### [THE EXERCISE]
Find the string "dolares" in the data, then copy every line where it is found.

+++ DATASET ROWS +++

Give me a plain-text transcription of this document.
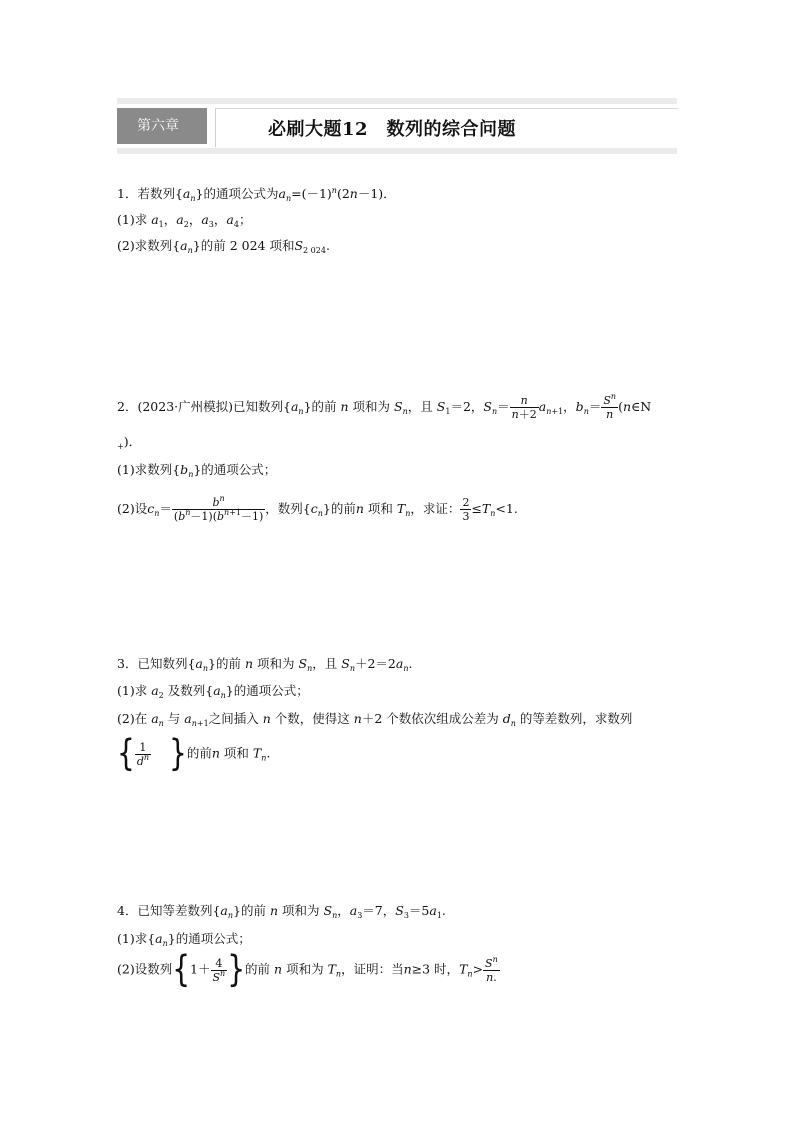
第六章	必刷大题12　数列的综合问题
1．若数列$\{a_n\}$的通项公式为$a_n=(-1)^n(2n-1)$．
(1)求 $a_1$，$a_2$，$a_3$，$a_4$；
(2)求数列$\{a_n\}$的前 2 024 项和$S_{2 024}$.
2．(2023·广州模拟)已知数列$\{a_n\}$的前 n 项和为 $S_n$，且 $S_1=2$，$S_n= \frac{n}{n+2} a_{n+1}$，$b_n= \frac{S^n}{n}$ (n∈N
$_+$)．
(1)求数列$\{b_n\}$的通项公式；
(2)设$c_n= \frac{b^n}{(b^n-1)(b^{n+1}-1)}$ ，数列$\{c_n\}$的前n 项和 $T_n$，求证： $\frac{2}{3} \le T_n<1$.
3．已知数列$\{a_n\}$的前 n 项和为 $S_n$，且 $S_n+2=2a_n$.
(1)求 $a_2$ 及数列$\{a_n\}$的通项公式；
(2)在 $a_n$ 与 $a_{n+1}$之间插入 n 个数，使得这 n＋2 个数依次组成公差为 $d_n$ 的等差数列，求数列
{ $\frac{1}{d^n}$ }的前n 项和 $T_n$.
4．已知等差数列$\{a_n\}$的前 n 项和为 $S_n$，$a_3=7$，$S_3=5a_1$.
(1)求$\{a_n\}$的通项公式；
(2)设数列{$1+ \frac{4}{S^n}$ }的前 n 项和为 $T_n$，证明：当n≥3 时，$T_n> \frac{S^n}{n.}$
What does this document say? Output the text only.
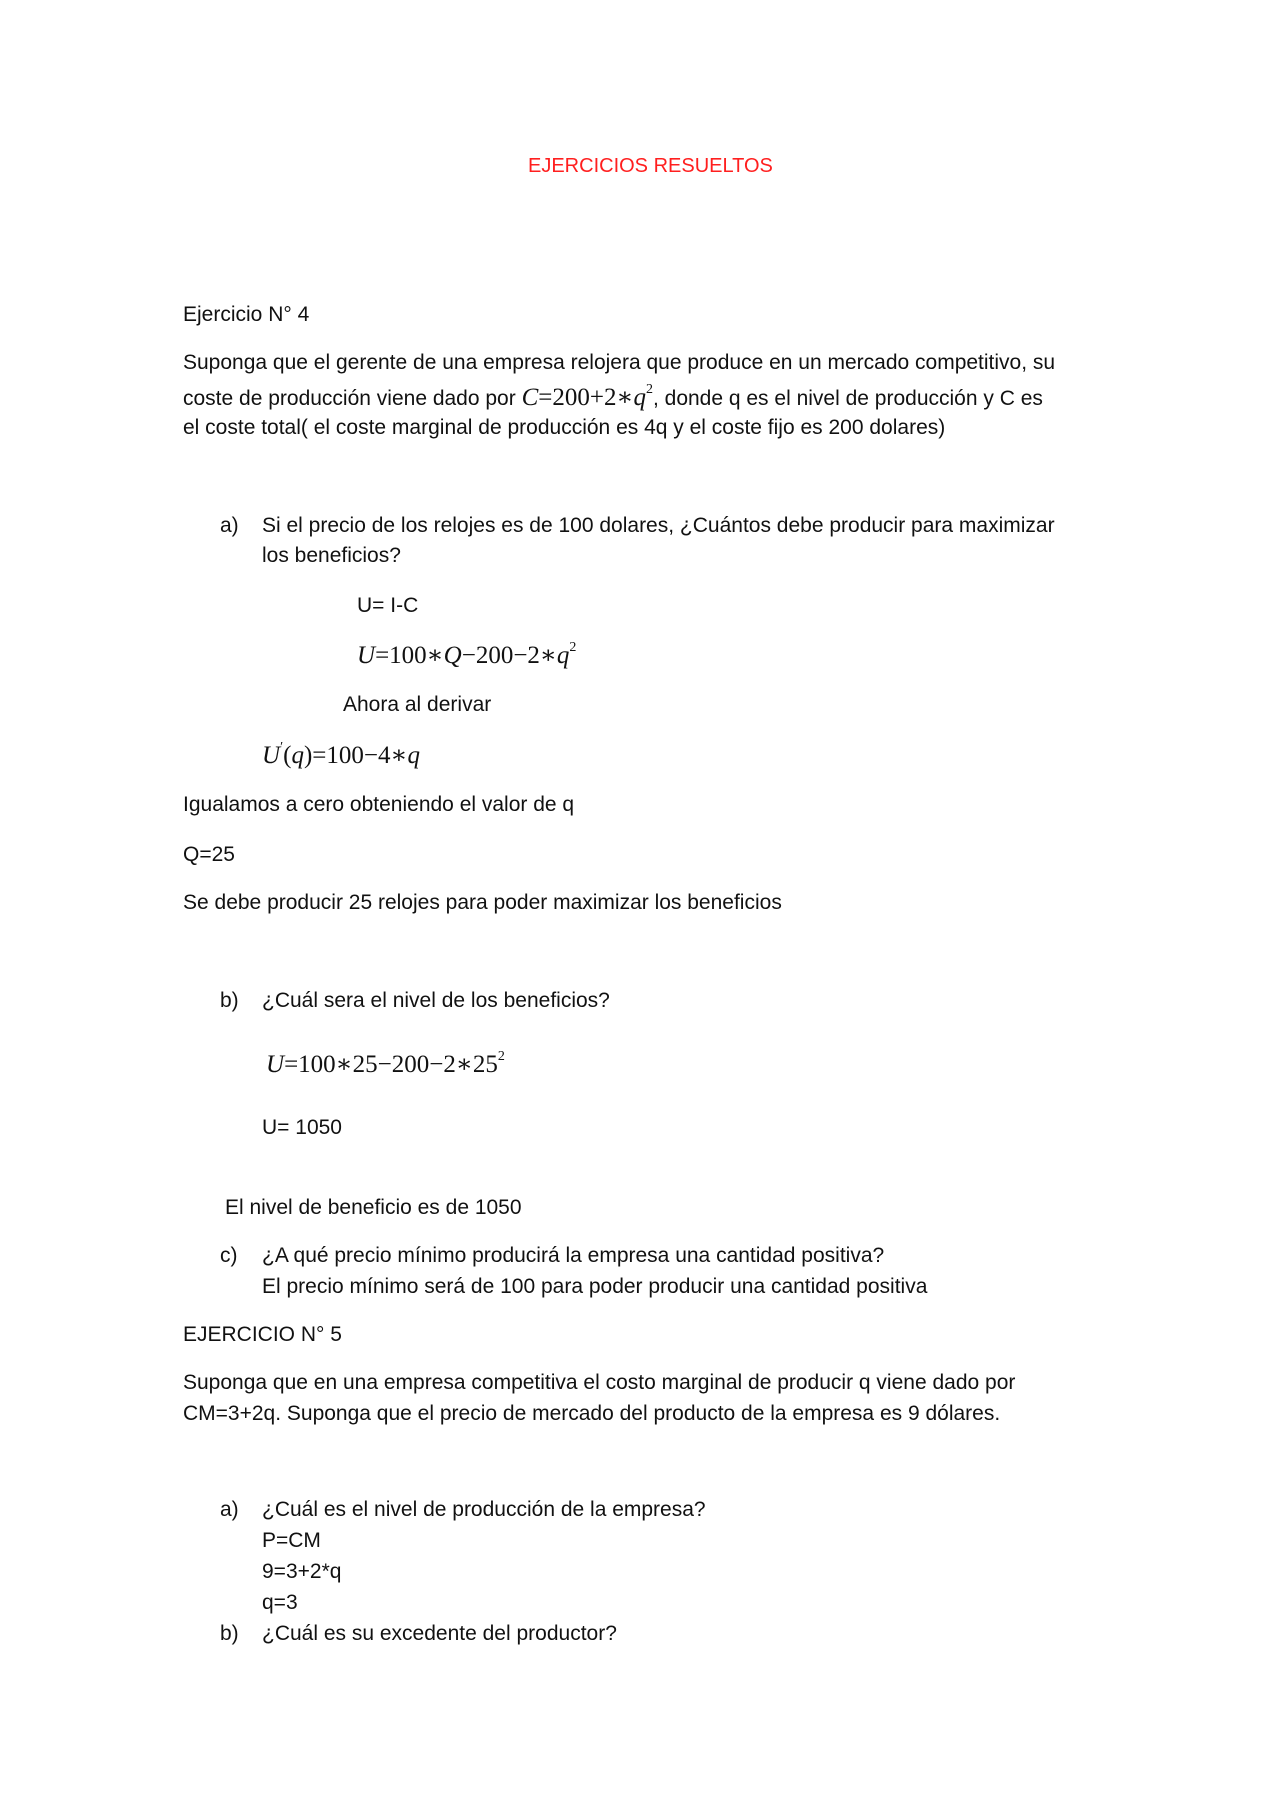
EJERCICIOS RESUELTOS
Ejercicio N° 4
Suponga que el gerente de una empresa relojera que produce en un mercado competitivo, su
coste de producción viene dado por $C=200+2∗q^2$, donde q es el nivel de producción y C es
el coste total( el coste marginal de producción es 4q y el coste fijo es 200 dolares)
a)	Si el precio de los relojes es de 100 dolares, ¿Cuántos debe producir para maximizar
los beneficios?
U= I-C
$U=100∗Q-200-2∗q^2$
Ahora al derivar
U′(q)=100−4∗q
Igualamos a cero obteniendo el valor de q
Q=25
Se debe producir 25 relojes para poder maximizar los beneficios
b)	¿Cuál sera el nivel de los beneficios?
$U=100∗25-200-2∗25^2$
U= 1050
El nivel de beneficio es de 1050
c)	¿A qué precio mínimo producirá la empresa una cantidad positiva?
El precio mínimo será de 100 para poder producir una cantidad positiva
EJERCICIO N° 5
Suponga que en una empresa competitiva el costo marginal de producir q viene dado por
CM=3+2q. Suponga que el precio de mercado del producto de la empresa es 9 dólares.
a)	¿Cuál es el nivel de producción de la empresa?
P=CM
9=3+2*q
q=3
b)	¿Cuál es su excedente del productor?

+++
+++ DATASET ROWS +++

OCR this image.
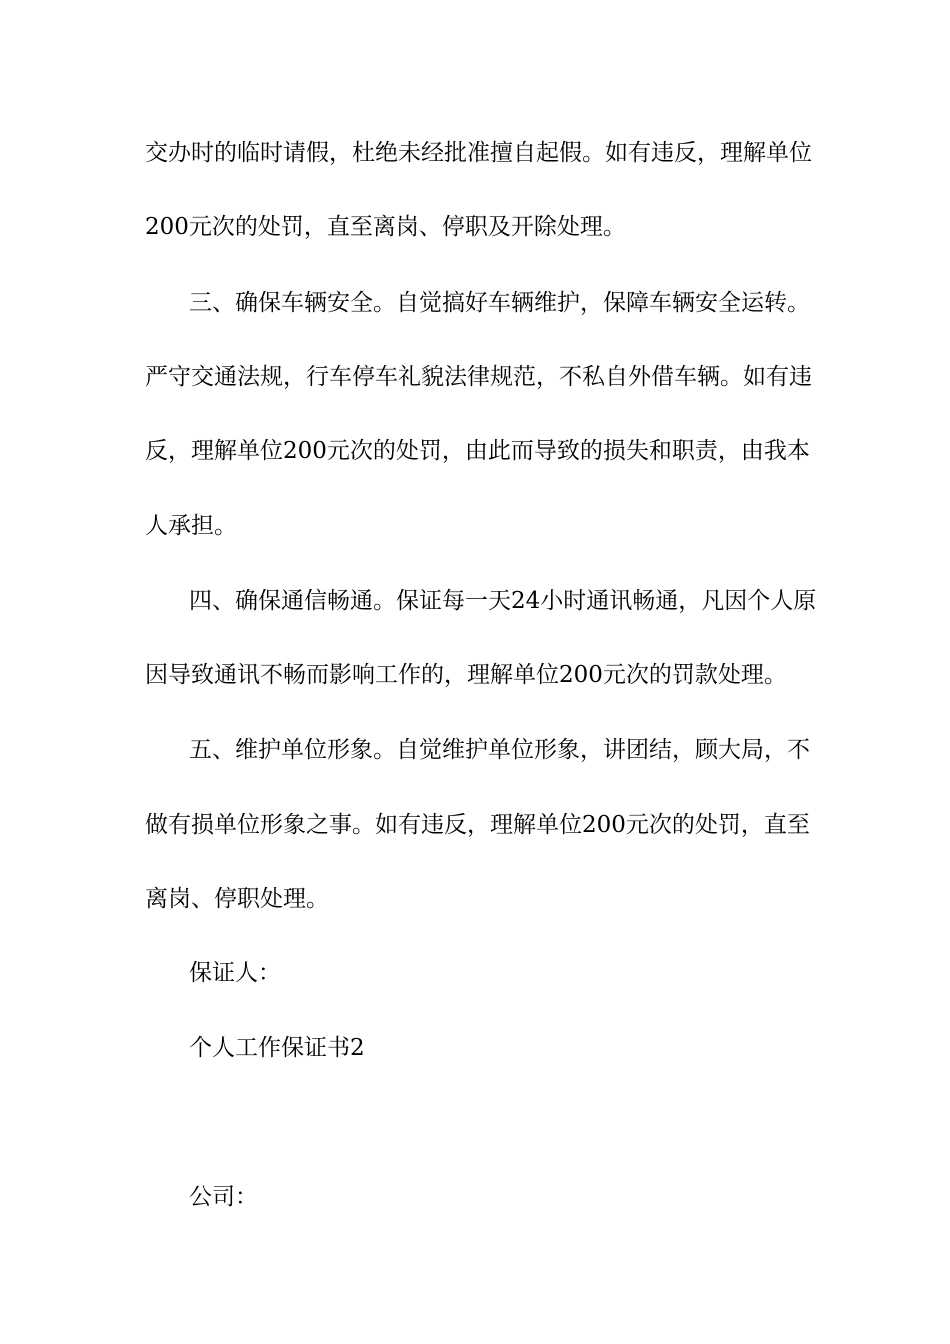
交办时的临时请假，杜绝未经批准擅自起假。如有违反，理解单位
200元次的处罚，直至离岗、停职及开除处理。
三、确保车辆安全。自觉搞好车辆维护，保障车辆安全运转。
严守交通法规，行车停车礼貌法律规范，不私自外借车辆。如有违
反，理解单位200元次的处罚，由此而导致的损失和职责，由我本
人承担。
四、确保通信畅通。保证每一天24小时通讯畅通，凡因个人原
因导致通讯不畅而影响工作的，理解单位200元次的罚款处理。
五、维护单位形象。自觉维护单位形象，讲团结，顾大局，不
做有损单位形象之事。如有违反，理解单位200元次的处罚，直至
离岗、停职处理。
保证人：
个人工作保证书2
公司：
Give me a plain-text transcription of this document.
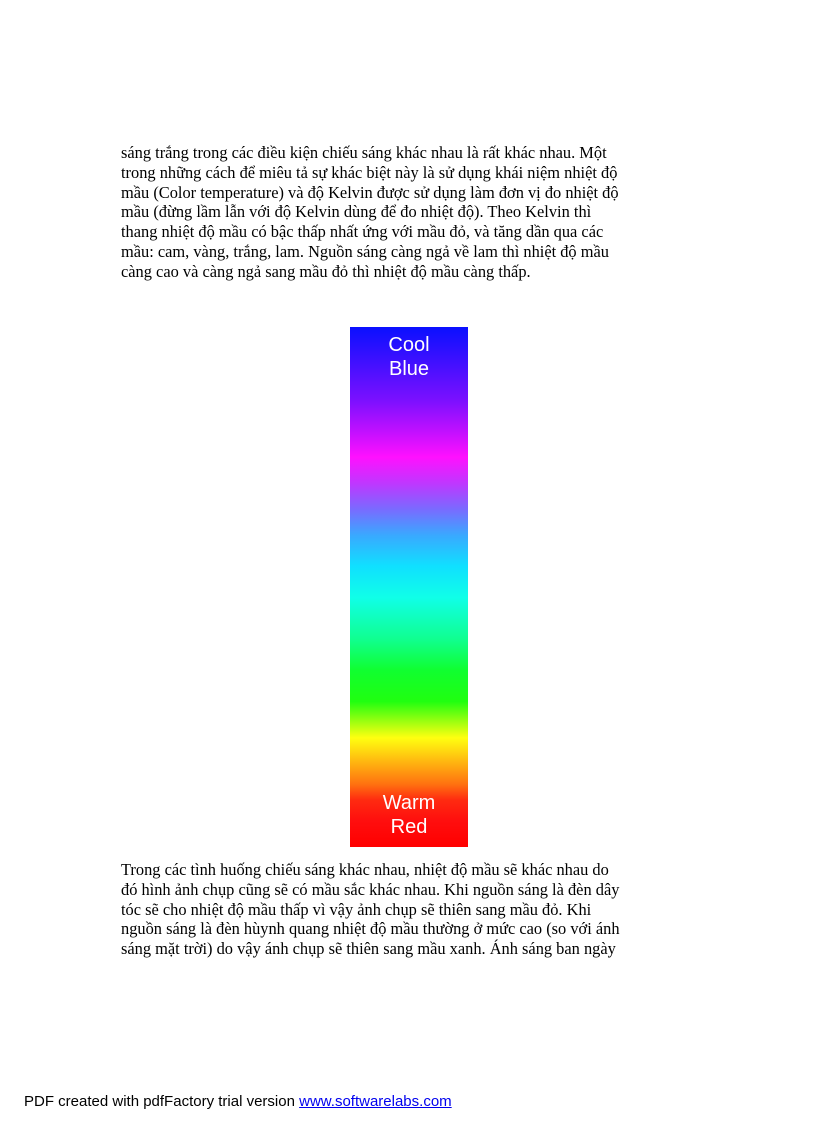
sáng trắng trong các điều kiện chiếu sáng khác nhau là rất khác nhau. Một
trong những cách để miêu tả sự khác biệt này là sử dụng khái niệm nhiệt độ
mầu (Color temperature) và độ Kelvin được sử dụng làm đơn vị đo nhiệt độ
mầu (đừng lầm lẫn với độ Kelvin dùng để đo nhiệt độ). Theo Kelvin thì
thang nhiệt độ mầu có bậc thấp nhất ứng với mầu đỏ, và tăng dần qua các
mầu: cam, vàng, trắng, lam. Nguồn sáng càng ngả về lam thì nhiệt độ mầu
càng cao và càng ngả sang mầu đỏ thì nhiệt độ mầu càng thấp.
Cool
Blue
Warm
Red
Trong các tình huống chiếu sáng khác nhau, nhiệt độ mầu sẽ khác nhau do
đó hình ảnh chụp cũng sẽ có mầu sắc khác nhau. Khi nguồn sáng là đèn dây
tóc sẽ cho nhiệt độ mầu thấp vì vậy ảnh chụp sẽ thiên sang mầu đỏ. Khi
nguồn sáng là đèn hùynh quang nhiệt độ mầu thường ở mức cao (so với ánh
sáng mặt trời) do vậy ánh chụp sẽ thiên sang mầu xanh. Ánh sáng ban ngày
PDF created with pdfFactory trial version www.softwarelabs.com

+++

### [CORRECT ANSWER]
el coste total( el coste marginal de producción es 4q y el coste fijo es 200 dolares)
a)	Si el precio de los relojes es de 100 dolares, ¿Cuántos debe producir para maximizar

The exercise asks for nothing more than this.